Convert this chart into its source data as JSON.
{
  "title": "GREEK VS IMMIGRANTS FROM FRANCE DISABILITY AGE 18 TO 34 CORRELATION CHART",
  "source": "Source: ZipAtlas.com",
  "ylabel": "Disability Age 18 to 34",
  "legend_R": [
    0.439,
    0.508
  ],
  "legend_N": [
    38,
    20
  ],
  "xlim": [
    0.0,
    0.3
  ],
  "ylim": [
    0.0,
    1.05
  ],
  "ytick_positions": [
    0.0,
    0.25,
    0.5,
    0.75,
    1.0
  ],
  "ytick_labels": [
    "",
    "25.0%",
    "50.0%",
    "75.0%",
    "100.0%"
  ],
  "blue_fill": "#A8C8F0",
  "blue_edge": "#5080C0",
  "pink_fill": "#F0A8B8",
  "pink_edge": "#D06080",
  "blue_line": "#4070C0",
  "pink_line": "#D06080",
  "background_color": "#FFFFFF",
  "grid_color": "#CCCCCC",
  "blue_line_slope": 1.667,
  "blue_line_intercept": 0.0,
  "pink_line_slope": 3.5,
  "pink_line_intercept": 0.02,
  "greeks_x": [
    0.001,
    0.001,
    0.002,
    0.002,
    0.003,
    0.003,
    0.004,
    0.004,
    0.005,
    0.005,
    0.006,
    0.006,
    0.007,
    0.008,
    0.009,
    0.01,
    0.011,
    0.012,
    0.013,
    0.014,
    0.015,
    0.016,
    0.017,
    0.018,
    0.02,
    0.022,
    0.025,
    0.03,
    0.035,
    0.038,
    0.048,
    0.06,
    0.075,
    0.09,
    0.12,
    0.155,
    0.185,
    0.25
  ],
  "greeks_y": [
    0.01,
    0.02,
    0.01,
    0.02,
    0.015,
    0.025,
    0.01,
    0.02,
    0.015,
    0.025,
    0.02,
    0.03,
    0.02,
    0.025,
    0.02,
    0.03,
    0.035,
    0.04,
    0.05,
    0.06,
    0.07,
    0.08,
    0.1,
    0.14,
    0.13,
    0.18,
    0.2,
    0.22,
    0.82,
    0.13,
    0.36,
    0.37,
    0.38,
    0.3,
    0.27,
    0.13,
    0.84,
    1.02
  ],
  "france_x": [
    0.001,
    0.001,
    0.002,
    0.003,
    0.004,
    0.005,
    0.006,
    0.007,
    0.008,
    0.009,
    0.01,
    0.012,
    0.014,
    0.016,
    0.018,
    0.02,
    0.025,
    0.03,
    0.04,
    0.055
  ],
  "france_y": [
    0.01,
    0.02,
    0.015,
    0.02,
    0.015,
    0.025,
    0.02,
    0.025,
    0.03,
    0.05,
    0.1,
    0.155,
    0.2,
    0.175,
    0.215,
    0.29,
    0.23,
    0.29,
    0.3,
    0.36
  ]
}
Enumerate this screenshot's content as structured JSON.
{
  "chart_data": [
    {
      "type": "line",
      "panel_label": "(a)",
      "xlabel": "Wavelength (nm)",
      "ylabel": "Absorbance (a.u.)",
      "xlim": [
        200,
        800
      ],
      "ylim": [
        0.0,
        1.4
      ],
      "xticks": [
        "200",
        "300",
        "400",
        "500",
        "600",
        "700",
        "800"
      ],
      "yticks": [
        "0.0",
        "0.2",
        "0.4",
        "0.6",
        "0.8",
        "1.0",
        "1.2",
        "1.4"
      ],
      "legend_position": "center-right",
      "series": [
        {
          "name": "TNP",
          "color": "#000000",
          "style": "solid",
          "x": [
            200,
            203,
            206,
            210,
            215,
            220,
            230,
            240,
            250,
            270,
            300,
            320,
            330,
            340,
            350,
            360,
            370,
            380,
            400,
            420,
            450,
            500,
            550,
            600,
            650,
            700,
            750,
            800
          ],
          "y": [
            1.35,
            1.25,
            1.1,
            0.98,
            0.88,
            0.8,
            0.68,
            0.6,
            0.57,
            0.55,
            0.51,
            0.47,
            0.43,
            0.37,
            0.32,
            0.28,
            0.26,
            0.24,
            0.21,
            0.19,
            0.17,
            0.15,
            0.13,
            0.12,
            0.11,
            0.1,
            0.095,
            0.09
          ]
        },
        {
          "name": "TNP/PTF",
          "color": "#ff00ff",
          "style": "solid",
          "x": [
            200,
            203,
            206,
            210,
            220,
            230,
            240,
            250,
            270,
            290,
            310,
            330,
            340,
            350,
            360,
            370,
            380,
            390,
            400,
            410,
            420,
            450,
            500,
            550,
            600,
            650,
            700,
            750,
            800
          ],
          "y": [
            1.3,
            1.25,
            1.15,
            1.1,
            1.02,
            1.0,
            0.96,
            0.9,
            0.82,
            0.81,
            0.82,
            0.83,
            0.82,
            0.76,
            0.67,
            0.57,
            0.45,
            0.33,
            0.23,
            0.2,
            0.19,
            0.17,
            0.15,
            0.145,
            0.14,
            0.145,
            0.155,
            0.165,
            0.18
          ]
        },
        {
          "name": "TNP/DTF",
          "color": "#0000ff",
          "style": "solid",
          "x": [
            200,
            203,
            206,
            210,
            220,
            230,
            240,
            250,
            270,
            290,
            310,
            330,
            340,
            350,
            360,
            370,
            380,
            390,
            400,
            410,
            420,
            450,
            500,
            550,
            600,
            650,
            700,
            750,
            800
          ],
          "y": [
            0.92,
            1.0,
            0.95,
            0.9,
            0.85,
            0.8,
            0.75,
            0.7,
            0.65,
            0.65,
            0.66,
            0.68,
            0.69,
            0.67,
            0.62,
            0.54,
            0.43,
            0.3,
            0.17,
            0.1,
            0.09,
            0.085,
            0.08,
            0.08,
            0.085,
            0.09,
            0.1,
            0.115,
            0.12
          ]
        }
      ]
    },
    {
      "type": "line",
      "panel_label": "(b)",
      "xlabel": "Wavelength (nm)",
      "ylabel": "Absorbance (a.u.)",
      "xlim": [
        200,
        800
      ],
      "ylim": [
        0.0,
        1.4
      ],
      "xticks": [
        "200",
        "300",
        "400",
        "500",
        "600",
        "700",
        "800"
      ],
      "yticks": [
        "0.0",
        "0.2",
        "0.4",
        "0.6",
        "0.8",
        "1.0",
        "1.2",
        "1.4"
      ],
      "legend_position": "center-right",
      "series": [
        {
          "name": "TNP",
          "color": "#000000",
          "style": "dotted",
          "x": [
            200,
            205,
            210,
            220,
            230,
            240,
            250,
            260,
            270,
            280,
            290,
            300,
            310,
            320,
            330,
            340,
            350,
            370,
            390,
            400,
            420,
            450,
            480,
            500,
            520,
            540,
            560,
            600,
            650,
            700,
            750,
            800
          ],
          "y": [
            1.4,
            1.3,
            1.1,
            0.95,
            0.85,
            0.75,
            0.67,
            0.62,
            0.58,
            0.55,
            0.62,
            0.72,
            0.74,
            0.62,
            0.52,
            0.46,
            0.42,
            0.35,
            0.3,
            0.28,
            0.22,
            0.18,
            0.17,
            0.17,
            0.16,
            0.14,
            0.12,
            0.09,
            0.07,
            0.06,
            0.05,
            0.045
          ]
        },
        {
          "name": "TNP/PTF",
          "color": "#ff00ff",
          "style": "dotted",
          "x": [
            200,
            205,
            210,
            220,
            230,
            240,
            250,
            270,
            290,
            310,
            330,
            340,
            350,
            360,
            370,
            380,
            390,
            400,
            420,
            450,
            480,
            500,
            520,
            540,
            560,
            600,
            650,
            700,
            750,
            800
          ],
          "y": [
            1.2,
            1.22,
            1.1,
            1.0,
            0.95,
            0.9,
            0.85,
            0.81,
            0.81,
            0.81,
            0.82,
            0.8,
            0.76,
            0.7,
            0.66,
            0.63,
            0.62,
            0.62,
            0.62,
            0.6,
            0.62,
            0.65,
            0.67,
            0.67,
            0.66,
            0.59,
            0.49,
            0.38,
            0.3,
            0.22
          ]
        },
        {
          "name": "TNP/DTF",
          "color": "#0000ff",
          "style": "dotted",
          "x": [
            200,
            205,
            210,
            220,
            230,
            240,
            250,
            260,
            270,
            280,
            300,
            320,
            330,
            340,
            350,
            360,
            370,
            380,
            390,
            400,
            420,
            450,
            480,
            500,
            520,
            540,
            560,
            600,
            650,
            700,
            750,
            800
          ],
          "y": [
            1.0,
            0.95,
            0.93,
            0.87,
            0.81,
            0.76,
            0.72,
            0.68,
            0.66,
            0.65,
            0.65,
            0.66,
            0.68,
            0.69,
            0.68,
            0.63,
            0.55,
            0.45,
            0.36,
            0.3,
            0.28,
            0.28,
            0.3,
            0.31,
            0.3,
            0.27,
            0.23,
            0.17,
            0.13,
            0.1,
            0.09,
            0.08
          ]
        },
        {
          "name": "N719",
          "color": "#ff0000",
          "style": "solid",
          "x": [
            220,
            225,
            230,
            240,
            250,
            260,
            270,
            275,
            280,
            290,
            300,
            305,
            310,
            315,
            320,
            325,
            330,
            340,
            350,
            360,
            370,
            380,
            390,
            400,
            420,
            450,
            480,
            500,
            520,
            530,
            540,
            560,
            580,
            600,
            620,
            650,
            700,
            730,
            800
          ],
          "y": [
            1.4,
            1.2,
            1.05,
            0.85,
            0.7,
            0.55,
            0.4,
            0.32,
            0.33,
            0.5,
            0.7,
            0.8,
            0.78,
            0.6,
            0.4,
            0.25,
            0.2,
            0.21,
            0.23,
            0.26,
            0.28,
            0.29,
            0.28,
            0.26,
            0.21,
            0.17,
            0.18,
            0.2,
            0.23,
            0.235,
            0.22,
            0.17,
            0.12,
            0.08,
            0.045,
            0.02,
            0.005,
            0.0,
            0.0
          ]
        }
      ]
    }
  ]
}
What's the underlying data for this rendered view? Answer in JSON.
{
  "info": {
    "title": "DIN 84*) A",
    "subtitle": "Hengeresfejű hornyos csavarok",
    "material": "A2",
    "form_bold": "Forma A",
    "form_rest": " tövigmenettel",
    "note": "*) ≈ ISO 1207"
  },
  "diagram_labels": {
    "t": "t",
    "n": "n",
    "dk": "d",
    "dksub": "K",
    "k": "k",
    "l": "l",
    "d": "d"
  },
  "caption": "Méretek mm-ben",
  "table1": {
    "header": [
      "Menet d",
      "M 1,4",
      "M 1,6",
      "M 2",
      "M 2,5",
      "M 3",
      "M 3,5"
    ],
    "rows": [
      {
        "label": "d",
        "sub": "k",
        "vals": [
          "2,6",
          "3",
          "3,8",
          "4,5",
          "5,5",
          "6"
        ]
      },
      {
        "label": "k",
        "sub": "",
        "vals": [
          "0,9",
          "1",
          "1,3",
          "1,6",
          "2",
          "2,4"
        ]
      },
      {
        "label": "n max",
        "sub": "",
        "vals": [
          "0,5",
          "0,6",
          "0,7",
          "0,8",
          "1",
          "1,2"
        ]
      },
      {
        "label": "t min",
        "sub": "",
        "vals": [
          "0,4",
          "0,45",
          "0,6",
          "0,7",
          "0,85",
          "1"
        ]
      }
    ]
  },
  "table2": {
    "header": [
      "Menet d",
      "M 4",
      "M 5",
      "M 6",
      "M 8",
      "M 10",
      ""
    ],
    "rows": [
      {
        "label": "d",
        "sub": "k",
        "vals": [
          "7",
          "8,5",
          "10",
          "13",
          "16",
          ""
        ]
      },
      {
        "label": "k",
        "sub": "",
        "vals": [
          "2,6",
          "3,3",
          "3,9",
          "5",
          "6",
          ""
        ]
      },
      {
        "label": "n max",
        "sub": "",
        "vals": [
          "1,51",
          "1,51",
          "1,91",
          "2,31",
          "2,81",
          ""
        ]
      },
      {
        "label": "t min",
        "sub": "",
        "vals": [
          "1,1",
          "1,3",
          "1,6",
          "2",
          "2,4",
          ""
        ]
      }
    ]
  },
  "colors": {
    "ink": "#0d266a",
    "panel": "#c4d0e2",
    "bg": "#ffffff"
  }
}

→ **What is asked**: Determine how many lines of the data contain the word "this", and reply with that number only.

→ **Complete output**: 3